SET TASK> Repeat every line of the material, character for character.
+-------+
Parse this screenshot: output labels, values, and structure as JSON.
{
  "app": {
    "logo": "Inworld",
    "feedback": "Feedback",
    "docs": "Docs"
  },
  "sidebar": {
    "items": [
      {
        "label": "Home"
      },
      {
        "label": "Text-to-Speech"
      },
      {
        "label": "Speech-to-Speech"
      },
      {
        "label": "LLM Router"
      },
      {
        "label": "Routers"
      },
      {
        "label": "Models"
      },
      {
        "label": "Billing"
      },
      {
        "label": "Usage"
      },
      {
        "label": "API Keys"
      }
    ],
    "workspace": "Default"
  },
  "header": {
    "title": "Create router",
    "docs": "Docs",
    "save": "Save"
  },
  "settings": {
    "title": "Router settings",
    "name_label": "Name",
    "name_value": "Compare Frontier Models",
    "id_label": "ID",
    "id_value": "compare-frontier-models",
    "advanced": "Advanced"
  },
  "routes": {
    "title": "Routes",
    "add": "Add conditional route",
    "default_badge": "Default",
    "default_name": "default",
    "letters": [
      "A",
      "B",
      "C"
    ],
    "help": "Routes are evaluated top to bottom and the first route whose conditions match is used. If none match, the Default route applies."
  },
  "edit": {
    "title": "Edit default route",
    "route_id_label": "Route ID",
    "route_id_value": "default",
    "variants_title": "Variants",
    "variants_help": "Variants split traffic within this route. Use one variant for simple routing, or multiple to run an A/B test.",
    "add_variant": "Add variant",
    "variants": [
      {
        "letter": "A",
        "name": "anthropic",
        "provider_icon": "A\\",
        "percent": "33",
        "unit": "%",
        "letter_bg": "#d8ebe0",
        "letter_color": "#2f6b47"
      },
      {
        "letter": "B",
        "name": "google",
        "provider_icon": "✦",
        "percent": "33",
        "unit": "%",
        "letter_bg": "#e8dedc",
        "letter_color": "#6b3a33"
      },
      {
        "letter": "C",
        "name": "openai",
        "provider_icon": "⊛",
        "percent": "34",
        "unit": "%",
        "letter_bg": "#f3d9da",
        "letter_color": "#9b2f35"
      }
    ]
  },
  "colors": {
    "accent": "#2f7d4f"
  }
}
+-------+
RESULT OF THE TASK>
Parse this screenshot: output labels, values, and structure as JSON.
{
  "app": {
    "logo": "Inworld",
    "feedback": "Feedback",
    "docs": "Docs"
  },
  "sidebar": {
    "items": [
      {
        "label": "Home"
      },
      {
        "label": "Text-to-Speech"
      },
      {
        "label": "Speech-to-Speech"
      },
      {
        "label": "LLM Router"
      },
      {
        "label": "Routers"
      },
      {
        "label": "Models"
      },
      {
        "label": "Billing"
      },
      {
        "label": "Usage"
      },
      {
        "label": "API Keys"
      }
    ],
    "workspace": "Default"
  },
  "header": {
    "title": "Create router",
    "docs": "Docs",
    "save": "Save"
  },
  "settings": {
    "title": "Router settings",
    "name_label": "Name",
    "name_value": "Compare Frontier Models",
    "id_label": "ID",
    "id_value": "compare-frontier-models",
    "advanced": "Advanced"
  },
  "routes": {
    "title": "Routes",
    "add": "Add conditional route",
    "default_badge": "Default",
    "default_name": "default",
    "letters": [
      "A",
      "B",
      "C"
    ],
    "help": "Routes are evaluated top to bottom and the first route whose conditions match is used. If none match, the Default route applies."
  },
  "edit": {
    "title": "Edit default route",
    "route_id_label": "Route ID",
    "route_id_value": "default",
    "variants_title": "Variants",
    "variants_help": "Variants split traffic within this route. Use one variant for simple routing, or multiple to run an A/B test.",
    "add_variant": "Add variant",
    "variants": [
      {
        "letter": "A",
        "name": "anthropic",
        "provider_icon": "A\\",
        "percent": "33",
        "unit": "%",
        "letter_bg": "#d8ebe0",
        "letter_color": "#2f6b47"
      },
      {
        "letter": "B",
        "name": "google",
        "provider_icon": "✦",
        "percent": "33",
        "unit": "%",
        "letter_bg": "#e8dedc",
        "letter_color": "#6b3a33"
      },
      {
        "letter": "C",
        "name": "openai",
        "provider_icon": "⊛",
        "percent": "34",
        "unit": "%",
        "letter_bg": "#f3d9da",
        "letter_color": "#9b2f35"
      }
    ]
  },
  "colors": {
    "accent": "#2f7d4f"
  }
}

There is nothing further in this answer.